* Task prompt *
Find and copy lines holding "Plaisant".

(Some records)
________________________

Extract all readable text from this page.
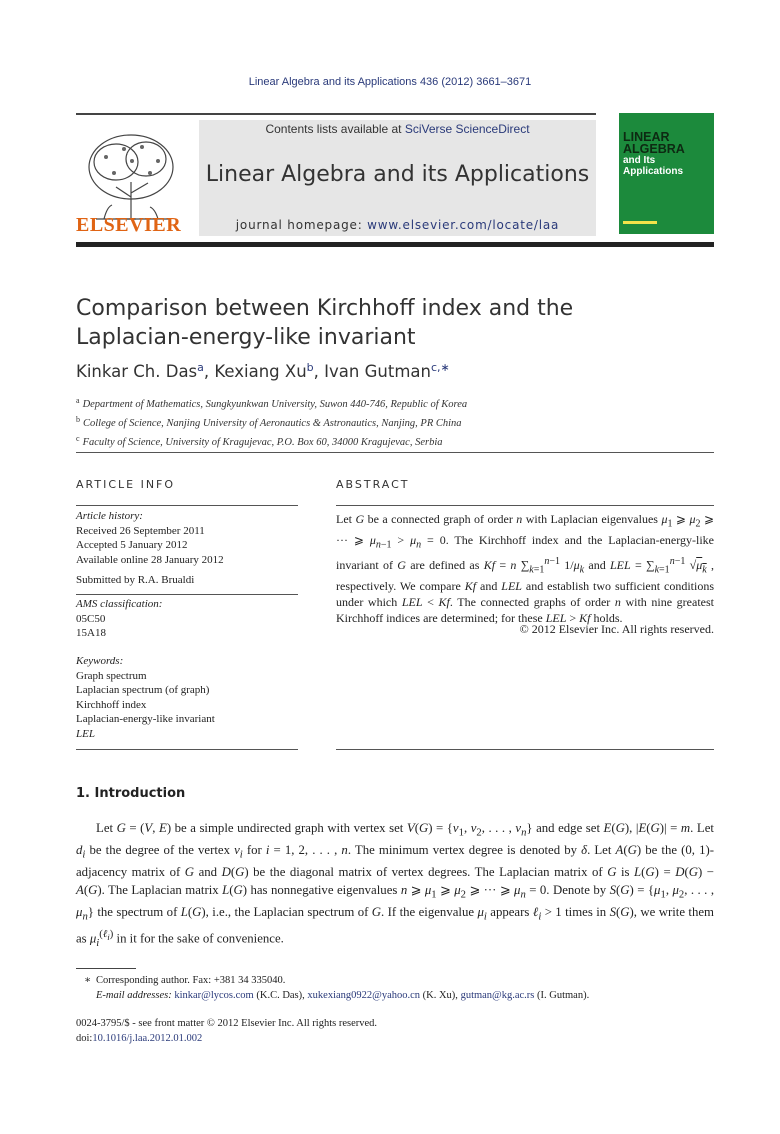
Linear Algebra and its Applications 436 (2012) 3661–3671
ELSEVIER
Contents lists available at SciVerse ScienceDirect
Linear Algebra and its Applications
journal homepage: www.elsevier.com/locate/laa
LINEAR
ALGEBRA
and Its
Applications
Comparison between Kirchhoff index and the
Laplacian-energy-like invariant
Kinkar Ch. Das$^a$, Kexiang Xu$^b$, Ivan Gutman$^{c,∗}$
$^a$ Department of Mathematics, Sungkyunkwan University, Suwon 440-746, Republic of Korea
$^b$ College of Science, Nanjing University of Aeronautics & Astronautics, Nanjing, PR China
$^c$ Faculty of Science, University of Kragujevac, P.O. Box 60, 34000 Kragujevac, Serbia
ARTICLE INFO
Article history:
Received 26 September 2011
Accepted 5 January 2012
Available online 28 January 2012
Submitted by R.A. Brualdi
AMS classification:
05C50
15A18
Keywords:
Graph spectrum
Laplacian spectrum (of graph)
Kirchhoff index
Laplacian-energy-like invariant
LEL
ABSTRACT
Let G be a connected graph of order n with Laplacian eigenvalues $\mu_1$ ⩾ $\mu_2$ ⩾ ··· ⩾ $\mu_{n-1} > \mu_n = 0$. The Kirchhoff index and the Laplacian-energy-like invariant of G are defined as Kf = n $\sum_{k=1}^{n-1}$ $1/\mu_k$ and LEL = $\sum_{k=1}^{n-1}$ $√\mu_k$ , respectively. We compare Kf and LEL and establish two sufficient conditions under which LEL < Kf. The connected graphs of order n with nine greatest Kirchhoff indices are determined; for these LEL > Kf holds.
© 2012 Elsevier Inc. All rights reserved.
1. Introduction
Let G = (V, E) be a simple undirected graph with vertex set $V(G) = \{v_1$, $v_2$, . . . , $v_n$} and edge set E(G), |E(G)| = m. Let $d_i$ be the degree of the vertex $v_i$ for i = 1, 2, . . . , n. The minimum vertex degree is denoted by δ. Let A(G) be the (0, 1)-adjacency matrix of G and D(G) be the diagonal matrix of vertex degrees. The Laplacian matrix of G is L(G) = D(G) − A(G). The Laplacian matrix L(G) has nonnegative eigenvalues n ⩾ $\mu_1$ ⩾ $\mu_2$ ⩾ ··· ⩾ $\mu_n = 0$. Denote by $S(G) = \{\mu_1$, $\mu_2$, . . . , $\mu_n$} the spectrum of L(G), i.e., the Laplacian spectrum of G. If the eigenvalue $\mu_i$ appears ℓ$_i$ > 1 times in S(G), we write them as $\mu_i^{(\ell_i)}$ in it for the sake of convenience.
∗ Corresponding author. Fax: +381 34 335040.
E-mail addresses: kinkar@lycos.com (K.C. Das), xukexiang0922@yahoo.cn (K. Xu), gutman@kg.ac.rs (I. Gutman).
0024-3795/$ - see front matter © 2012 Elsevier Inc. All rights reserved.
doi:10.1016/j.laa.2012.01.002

________________________

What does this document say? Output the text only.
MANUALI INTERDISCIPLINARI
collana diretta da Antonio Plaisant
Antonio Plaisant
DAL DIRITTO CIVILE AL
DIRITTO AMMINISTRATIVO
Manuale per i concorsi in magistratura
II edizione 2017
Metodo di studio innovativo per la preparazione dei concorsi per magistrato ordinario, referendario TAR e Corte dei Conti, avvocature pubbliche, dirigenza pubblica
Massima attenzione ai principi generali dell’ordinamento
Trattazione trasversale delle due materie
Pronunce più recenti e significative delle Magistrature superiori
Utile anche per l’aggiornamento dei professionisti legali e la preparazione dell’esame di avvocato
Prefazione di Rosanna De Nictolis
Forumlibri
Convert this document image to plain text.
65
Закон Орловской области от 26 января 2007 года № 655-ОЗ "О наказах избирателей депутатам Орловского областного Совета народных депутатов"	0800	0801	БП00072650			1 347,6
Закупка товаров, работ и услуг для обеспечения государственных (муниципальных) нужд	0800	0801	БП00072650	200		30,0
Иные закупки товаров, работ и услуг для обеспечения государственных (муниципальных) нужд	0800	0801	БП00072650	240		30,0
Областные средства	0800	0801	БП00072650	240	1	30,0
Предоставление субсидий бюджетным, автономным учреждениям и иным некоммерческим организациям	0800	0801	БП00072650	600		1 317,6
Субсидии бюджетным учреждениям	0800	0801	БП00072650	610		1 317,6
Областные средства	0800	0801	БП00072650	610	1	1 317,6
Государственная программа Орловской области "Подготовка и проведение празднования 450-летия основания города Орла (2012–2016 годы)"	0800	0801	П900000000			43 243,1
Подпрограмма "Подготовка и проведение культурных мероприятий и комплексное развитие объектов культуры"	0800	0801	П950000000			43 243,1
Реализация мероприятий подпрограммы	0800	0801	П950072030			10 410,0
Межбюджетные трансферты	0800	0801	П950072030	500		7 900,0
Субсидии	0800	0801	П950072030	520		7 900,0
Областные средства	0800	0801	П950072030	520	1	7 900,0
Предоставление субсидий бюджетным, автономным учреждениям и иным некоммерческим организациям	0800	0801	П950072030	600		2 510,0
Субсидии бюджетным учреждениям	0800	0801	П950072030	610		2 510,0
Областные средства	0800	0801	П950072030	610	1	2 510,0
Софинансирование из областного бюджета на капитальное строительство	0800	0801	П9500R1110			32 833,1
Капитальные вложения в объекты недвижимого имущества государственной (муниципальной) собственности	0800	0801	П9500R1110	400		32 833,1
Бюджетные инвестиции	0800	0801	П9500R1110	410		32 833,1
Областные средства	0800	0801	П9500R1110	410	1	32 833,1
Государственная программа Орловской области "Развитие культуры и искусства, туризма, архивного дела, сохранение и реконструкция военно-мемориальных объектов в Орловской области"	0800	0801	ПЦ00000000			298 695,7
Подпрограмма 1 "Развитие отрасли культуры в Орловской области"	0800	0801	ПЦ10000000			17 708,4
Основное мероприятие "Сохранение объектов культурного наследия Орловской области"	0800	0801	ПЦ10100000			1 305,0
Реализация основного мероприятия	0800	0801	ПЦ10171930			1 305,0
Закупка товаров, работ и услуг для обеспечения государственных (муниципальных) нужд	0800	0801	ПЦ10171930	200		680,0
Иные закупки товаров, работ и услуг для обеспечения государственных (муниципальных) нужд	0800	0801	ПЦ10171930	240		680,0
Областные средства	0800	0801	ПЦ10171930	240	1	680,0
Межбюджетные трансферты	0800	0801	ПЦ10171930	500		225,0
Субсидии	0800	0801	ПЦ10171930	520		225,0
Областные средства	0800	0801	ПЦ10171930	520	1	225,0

________________________

* Finished exercise *
collana diretta da Antonio Plaisant
Antonio Plaisant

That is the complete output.